[begin Dataset extract]
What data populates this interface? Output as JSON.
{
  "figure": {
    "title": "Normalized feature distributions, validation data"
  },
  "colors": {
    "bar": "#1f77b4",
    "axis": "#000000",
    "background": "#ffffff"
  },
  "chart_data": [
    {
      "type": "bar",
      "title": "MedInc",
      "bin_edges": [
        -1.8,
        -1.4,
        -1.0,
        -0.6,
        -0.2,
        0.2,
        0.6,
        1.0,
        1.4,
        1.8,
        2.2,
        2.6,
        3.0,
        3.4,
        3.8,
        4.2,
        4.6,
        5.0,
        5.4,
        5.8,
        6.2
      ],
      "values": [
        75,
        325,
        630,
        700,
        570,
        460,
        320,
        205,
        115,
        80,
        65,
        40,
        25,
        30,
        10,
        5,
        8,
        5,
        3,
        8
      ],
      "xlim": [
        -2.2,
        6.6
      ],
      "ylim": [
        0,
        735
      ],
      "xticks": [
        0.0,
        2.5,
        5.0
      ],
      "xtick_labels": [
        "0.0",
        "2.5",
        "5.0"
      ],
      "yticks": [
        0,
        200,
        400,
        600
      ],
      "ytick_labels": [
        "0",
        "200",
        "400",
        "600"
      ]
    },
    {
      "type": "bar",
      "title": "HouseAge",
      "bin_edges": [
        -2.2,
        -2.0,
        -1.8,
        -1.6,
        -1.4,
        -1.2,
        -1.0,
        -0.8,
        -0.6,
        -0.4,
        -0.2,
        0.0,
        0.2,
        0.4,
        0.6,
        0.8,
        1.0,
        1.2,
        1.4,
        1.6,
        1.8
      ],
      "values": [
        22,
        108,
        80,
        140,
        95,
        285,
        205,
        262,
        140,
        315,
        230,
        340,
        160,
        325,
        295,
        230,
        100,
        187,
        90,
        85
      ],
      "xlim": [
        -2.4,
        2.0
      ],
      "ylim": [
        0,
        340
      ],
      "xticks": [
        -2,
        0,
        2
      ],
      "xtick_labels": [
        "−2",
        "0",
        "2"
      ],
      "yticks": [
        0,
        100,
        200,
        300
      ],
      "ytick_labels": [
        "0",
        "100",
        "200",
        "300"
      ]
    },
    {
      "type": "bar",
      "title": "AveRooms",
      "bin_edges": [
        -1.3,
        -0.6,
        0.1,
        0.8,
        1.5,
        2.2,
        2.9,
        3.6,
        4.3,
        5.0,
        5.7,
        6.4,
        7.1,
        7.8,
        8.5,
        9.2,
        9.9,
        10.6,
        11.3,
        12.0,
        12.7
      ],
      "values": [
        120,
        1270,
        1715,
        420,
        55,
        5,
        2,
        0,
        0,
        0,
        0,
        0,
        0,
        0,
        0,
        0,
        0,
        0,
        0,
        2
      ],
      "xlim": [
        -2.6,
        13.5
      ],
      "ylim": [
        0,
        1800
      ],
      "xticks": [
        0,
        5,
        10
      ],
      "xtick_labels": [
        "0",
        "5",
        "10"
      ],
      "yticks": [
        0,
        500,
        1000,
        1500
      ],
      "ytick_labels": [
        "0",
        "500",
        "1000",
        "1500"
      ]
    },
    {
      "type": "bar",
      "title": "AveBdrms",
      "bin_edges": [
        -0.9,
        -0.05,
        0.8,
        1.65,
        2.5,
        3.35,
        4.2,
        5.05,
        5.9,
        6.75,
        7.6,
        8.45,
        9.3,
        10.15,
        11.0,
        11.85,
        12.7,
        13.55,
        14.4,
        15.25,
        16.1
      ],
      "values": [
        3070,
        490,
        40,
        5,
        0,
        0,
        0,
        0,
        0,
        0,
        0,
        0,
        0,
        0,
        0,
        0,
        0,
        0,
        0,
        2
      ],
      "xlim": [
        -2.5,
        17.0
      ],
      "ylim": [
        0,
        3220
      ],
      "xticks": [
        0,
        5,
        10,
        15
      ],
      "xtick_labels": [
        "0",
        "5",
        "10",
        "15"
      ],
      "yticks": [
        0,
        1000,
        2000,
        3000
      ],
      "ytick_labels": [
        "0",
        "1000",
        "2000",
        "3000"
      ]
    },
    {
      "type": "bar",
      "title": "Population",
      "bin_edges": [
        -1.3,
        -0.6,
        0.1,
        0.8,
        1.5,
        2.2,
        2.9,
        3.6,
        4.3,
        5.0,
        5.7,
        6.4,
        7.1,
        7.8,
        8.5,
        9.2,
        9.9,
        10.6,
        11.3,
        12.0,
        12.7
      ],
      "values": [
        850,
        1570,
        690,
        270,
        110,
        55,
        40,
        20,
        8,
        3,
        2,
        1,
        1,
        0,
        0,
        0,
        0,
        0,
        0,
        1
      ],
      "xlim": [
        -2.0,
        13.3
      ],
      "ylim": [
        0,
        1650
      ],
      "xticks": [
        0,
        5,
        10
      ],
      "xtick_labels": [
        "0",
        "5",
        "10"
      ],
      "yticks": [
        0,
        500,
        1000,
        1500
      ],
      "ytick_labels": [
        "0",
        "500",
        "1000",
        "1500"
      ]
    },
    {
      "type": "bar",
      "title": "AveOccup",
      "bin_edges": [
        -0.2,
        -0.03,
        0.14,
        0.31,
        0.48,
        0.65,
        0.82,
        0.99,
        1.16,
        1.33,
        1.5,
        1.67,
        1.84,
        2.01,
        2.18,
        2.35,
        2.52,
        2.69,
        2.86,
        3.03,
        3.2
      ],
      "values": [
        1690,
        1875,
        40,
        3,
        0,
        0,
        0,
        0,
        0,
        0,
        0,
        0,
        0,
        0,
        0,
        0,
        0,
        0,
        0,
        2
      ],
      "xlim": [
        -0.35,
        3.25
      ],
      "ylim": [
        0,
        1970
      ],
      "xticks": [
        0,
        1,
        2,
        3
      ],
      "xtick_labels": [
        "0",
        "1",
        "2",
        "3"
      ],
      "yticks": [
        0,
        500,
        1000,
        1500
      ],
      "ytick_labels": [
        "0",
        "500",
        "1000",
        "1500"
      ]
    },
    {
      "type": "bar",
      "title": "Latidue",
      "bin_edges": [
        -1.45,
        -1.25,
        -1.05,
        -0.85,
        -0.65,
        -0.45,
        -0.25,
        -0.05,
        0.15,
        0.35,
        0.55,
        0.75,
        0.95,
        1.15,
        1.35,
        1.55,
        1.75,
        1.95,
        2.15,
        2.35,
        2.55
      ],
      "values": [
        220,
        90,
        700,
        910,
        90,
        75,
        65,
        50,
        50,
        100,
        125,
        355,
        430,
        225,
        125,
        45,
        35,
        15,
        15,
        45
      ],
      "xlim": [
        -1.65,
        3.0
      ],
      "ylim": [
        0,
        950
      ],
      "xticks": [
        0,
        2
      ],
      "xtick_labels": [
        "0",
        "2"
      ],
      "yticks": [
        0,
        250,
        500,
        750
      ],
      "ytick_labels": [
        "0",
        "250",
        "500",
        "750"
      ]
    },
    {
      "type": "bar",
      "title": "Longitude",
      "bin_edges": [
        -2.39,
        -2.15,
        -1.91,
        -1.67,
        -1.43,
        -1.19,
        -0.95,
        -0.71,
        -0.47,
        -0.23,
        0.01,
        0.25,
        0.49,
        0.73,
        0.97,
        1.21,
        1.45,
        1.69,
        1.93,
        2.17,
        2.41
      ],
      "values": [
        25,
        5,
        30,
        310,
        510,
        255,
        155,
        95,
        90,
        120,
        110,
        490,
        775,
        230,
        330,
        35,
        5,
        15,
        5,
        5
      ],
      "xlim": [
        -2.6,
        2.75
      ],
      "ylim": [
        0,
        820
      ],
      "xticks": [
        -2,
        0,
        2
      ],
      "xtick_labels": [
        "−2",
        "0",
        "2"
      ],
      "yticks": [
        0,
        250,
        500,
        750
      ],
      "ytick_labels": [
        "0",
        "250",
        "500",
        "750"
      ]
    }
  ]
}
[end Dataset extract]
[Stated exercise]: Scan the material above. Extract every line in which the word "title" occurs.

[Finished answer]:
    "title": "Normalized feature distributions, validation data"
      "title": "MedInc",
      "title": "HouseAge",
      "title": "AveRooms",
      "title": "AveBdrms",
      "title": "Population",
      "title": "AveOccup",
      "title": "Latidue",
      "title": "Longitude",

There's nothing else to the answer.